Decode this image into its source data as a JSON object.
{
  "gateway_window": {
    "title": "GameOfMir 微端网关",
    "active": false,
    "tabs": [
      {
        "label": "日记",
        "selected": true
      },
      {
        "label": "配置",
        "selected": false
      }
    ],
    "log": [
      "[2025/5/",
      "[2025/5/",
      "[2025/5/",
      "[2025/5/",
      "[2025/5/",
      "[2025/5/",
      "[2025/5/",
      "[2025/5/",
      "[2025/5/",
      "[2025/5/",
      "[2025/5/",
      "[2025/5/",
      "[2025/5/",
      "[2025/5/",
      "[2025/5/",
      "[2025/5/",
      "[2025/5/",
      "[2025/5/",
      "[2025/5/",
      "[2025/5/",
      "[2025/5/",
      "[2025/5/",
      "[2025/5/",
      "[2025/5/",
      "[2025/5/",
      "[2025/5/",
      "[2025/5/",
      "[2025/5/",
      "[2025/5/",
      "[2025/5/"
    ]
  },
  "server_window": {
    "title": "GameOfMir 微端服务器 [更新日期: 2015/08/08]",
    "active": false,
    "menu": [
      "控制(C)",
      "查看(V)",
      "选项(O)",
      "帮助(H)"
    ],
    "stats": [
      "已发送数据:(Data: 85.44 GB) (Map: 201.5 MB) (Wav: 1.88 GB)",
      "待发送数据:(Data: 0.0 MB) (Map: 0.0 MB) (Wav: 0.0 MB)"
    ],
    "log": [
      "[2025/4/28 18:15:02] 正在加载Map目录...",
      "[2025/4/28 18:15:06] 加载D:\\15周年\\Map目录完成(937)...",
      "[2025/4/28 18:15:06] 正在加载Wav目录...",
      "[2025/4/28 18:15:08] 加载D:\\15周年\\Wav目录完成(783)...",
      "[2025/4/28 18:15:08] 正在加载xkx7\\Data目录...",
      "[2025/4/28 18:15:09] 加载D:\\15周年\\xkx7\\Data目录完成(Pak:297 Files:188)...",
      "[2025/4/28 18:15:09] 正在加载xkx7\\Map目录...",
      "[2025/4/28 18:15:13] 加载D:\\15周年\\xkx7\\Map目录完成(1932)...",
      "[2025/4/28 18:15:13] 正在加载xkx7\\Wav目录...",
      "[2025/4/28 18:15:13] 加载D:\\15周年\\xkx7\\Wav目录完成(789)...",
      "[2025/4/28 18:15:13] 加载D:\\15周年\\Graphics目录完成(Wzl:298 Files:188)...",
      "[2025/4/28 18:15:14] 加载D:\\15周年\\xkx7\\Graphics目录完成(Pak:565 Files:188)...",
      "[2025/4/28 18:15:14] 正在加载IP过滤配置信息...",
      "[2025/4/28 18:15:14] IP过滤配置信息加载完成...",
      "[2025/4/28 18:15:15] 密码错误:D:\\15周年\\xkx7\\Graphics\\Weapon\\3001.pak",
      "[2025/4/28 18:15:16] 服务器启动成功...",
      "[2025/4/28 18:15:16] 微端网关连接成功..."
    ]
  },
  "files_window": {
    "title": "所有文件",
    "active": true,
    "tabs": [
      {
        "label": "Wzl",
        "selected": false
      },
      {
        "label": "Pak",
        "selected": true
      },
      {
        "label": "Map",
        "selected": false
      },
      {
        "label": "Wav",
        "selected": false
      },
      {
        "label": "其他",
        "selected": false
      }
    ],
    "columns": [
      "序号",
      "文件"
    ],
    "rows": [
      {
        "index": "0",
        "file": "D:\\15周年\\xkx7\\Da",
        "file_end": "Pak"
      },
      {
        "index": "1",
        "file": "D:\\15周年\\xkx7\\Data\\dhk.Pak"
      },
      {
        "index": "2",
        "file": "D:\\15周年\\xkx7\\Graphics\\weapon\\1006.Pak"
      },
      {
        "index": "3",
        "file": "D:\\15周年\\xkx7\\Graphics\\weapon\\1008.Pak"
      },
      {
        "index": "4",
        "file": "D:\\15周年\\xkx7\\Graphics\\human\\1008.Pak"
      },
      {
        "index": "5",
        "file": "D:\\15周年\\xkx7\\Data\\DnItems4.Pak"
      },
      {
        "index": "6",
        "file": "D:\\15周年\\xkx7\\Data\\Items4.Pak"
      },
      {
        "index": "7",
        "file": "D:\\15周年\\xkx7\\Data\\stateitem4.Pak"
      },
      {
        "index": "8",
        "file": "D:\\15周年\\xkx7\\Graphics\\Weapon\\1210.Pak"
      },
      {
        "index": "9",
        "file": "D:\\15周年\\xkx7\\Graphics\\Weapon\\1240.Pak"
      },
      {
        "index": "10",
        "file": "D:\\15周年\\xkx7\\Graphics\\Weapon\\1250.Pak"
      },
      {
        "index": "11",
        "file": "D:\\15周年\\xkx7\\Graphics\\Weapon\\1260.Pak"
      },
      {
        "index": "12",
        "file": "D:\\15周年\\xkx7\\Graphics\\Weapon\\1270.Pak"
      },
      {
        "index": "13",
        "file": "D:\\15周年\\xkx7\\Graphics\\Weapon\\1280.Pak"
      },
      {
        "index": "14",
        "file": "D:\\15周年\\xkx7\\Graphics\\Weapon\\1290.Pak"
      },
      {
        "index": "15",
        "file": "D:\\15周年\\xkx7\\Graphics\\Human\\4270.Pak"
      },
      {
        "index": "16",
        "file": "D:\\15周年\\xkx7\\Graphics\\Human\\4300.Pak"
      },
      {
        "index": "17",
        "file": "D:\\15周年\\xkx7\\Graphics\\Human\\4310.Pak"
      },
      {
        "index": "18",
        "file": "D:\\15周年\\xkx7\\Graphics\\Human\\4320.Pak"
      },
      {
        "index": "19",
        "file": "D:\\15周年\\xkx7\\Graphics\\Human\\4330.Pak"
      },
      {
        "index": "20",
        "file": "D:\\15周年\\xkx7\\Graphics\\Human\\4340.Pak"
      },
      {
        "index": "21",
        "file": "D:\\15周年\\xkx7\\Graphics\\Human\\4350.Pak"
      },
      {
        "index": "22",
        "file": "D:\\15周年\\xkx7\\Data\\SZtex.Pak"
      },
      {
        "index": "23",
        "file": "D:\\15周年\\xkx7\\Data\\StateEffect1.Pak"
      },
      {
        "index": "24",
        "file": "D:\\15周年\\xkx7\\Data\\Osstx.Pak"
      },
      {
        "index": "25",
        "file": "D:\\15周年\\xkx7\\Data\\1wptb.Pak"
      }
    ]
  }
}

---*---

WRITTEN REQUEST: Check each line of the data above for the word "Graphics目录完成" and say how many lines have it. Give the number alone.

ANSWER TO THIS EXERCISE: 2